— Start Listed records —

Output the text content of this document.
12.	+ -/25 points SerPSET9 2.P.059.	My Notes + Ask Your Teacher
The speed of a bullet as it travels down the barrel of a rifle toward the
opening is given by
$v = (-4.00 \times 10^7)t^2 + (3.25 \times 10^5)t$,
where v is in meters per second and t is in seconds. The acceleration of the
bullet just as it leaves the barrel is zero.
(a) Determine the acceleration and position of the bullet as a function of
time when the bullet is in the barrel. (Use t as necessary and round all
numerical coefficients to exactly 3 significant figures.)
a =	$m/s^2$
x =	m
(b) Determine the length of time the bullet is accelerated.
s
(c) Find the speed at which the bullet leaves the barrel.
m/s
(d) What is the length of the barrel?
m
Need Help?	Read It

— End Listed records —

Required work> Reproduce every line of the listing above in which the string "bullet" appears.

Response below>
The speed of a bullet as it travels down the barrel of a rifle toward the
bullet just as it leaves the barrel is zero.
(a) Determine the acceleration and position of the bullet as a function of
time when the bullet is in the barrel. (Use t as necessary and round all
(b) Determine the length of time the bullet is accelerated.
(c) Find the speed at which the bullet leaves the barrel.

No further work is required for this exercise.